===== Data rows
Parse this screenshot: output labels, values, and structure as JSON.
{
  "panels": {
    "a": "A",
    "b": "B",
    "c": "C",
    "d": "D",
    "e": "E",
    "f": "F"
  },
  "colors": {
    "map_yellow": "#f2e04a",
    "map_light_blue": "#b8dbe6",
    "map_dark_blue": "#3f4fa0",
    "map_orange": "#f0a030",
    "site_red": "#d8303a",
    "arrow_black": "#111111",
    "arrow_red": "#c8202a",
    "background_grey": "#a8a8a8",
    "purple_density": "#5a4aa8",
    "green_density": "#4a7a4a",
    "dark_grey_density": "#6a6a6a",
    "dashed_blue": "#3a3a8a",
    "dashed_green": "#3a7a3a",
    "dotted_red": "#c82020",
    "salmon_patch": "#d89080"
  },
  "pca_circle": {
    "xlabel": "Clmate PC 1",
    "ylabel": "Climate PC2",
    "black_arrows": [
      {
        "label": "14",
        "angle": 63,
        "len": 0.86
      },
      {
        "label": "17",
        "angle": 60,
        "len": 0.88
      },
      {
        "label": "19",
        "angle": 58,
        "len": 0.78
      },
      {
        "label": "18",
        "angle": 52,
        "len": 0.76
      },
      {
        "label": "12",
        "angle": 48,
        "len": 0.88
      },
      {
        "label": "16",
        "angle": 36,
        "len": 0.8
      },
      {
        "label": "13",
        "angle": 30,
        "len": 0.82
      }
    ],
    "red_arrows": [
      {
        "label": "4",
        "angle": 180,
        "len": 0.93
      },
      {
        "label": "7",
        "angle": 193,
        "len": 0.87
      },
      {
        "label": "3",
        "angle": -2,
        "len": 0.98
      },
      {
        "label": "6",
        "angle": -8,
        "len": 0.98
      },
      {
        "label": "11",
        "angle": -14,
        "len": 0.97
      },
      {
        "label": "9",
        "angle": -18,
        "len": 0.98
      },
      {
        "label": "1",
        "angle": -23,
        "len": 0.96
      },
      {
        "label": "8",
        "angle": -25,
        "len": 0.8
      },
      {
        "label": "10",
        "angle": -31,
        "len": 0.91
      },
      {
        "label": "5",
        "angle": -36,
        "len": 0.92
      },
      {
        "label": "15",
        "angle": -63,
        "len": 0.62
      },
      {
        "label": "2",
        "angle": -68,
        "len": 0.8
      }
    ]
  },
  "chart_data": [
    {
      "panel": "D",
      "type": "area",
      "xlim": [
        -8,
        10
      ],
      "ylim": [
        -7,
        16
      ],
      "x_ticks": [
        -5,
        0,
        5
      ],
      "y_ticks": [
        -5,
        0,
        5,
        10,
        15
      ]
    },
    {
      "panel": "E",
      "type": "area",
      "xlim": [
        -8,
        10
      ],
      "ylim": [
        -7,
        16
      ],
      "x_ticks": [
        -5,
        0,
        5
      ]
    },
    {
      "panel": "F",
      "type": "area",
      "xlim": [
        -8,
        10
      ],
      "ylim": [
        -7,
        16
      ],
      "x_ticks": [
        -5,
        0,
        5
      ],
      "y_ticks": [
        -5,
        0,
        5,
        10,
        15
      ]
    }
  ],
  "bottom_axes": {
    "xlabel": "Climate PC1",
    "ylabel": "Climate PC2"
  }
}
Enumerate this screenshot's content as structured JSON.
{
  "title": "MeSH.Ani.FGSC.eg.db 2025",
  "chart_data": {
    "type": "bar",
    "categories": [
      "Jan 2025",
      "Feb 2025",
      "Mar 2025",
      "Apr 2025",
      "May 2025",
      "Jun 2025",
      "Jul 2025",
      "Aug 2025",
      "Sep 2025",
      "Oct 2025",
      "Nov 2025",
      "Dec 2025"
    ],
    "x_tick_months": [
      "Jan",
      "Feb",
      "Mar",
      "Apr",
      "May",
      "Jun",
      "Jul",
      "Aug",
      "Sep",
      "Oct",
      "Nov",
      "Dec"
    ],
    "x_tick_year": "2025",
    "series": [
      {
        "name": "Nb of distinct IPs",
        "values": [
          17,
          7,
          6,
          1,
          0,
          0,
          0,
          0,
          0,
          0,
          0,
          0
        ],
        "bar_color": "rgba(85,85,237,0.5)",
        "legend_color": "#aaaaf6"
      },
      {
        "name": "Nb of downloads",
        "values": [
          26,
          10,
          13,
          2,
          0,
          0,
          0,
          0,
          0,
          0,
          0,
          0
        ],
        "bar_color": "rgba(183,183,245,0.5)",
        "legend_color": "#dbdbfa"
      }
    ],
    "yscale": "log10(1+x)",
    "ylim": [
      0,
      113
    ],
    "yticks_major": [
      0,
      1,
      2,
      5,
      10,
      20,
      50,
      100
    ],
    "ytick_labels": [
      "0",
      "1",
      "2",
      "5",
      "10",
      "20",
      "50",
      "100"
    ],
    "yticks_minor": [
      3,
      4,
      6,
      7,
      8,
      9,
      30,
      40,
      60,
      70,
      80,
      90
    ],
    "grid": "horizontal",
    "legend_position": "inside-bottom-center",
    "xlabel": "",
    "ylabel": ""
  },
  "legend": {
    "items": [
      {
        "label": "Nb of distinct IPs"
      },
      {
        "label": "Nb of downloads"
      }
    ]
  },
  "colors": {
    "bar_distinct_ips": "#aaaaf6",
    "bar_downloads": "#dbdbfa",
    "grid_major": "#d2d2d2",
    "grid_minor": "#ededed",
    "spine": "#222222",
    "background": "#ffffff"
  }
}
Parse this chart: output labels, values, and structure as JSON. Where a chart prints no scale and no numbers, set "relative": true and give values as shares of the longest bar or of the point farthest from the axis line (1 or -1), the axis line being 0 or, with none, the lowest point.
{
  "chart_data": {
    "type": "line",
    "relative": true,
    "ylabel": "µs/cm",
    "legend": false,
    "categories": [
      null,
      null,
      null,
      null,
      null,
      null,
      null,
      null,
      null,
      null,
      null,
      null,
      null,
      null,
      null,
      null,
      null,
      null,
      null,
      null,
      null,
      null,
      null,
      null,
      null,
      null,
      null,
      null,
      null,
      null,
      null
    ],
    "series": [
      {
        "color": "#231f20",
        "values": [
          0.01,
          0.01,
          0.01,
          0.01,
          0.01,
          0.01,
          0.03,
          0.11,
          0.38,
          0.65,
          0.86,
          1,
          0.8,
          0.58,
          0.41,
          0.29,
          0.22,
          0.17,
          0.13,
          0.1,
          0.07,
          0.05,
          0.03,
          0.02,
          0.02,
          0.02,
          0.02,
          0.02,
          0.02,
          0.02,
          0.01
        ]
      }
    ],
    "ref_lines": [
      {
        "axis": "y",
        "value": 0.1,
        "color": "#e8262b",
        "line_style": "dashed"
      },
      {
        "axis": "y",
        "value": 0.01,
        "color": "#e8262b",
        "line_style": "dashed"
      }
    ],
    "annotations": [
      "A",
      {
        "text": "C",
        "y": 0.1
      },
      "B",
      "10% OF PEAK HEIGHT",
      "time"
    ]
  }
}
==========
Task objective: Take the entries above and transcribe them in full.

Correct result:
Parse this screenshot: output labels, values, and structure as JSON.
{
  "panels": {
    "a": "A",
    "b": "B",
    "c": "C",
    "d": "D",
    "e": "E",
    "f": "F"
  },
  "colors": {
    "map_yellow": "#f2e04a",
    "map_light_blue": "#b8dbe6",
    "map_dark_blue": "#3f4fa0",
    "map_orange": "#f0a030",
    "site_red": "#d8303a",
    "arrow_black": "#111111",
    "arrow_red": "#c8202a",
    "background_grey": "#a8a8a8",
    "purple_density": "#5a4aa8",
    "green_density": "#4a7a4a",
    "dark_grey_density": "#6a6a6a",
    "dashed_blue": "#3a3a8a",
    "dashed_green": "#3a7a3a",
    "dotted_red": "#c82020",
    "salmon_patch": "#d89080"
  },
  "pca_circle": {
    "xlabel": "Clmate PC 1",
    "ylabel": "Climate PC2",
    "black_arrows": [
      {
        "label": "14",
        "angle": 63,
        "len": 0.86
      },
      {
        "label": "17",
        "angle": 60,
        "len": 0.88
      },
      {
        "label": "19",
        "angle": 58,
        "len": 0.78
      },
      {
        "label": "18",
        "angle": 52,
        "len": 0.76
      },
      {
        "label": "12",
        "angle": 48,
        "len": 0.88
      },
      {
        "label": "16",
        "angle": 36,
        "len": 0.8
      },
      {
        "label": "13",
        "angle": 30,
        "len": 0.82
      }
    ],
    "red_arrows": [
      {
        "label": "4",
        "angle": 180,
        "len": 0.93
      },
      {
        "label": "7",
        "angle": 193,
        "len": 0.87
      },
      {
        "label": "3",
        "angle": -2,
        "len": 0.98
      },
      {
        "label": "6",
        "angle": -8,
        "len": 0.98
      },
      {
        "label": "11",
        "angle": -14,
        "len": 0.97
      },
      {
        "label": "9",
        "angle": -18,
        "len": 0.98
      },
      {
        "label": "1",
        "angle": -23,
        "len": 0.96
      },
      {
        "label": "8",
        "angle": -25,
        "len": 0.8
      },
      {
        "label": "10",
        "angle": -31,
        "len": 0.91
      },
      {
        "label": "5",
        "angle": -36,
        "len": 0.92
      },
      {
        "label": "15",
        "angle": -63,
        "len": 0.62
      },
      {
        "label": "2",
        "angle": -68,
        "len": 0.8
      }
    ]
  },
  "chart_data": [
    {
      "panel": "D",
      "type": "area",
      "xlim": [
        -8,
        10
      ],
      "ylim": [
        -7,
        16
      ],
      "x_ticks": [
        -5,
        0,
        5
      ],
      "y_ticks": [
        -5,
        0,
        5,
        10,
        15
      ]
    },
    {
      "panel": "E",
      "type": "area",
      "xlim": [
        -8,
        10
      ],
      "ylim": [
        -7,
        16
      ],
      "x_ticks": [
        -5,
        0,
        5
      ]
    },
    {
      "panel": "F",
      "type": "area",
      "xlim": [
        -8,
        10
      ],
      "ylim": [
        -7,
        16
      ],
      "x_ticks": [
        -5,
        0,
        5
      ],
      "y_ticks": [
        -5,
        0,
        5,
        10,
        15
      ]
    }
  ],
  "bottom_axes": {
    "xlabel": "Climate PC1",
    "ylabel": "Climate PC2"
  }
}
Enumerate this screenshot's content as structured JSON.
{
  "title": "MeSH.Ani.FGSC.eg.db 2025",
  "chart_data": {
    "type": "bar",
    "categories": [
      "Jan 2025",
      "Feb 2025",
      "Mar 2025",
      "Apr 2025",
      "May 2025",
      "Jun 2025",
      "Jul 2025",
      "Aug 2025",
      "Sep 2025",
      "Oct 2025",
      "Nov 2025",
      "Dec 2025"
    ],
    "x_tick_months": [
      "Jan",
      "Feb",
      "Mar",
      "Apr",
      "May",
      "Jun",
      "Jul",
      "Aug",
      "Sep",
      "Oct",
      "Nov",
      "Dec"
    ],
    "x_tick_year": "2025",
    "series": [
      {
        "name": "Nb of distinct IPs",
        "values": [
          17,
          7,
          6,
          1,
          0,
          0,
          0,
          0,
          0,
          0,
          0,
          0
        ],
        "bar_color": "rgba(85,85,237,0.5)",
        "legend_color": "#aaaaf6"
      },
      {
        "name": "Nb of downloads",
        "values": [
          26,
          10,
          13,
          2,
          0,
          0,
          0,
          0,
          0,
          0,
          0,
          0
        ],
        "bar_color": "rgba(183,183,245,0.5)",
        "legend_color": "#dbdbfa"
      }
    ],
    "yscale": "log10(1+x)",
    "ylim": [
      0,
      113
    ],
    "yticks_major": [
      0,
      1,
      2,
      5,
      10,
      20,
      50,
      100
    ],
    "ytick_labels": [
      "0",
      "1",
      "2",
      "5",
      "10",
      "20",
      "50",
      "100"
    ],
    "yticks_minor": [
      3,
      4,
      6,
      7,
      8,
      9,
      30,
      40,
      60,
      70,
      80,
      90
    ],
    "grid": "horizontal",
    "legend_position": "inside-bottom-center",
    "xlabel": "",
    "ylabel": ""
  },
  "legend": {
    "items": [
      {
        "label": "Nb of distinct IPs"
      },
      {
        "label": "Nb of downloads"
      }
    ]
  },
  "colors": {
    "bar_distinct_ips": "#aaaaf6",
    "bar_downloads": "#dbdbfa",
    "grid_major": "#d2d2d2",
    "grid_minor": "#ededed",
    "spine": "#222222",
    "background": "#ffffff"
  }
}
Parse this chart: output labels, values, and structure as JSON. Where a chart prints no scale and no numbers, set "relative": true and give values as shares of the longest bar or of the point farthest from the axis line (1 or -1), the axis line being 0 or, with none, the lowest point.
{
  "chart_data": {
    "type": "line",
    "relative": true,
    "ylabel": "µs/cm",
    "legend": false,
    "categories": [
      null,
      null,
      null,
      null,
      null,
      null,
      null,
      null,
      null,
      null,
      null,
      null,
      null,
      null,
      null,
      null,
      null,
      null,
      null,
      null,
      null,
      null,
      null,
      null,
      null,
      null,
      null,
      null,
      null,
      null,
      null
    ],
    "series": [
      {
        "color": "#231f20",
        "values": [
          0.01,
          0.01,
          0.01,
          0.01,
          0.01,
          0.01,
          0.03,
          0.11,
          0.38,
          0.65,
          0.86,
          1,
          0.8,
          0.58,
          0.41,
          0.29,
          0.22,
          0.17,
          0.13,
          0.1,
          0.07,
          0.05,
          0.03,
          0.02,
          0.02,
          0.02,
          0.02,
          0.02,
          0.02,
          0.02,
          0.01
        ]
      }
    ],
    "ref_lines": [
      {
        "axis": "y",
        "value": 0.1,
        "color": "#e8262b",
        "line_style": "dashed"
      },
      {
        "axis": "y",
        "value": 0.01,
        "color": "#e8262b",
        "line_style": "dashed"
      }
    ],
    "annotations": [
      "A",
      {
        "text": "C",
        "y": 0.1
      },
      "B",
      "10% OF PEAK HEIGHT",
      "time"
    ]
  }
}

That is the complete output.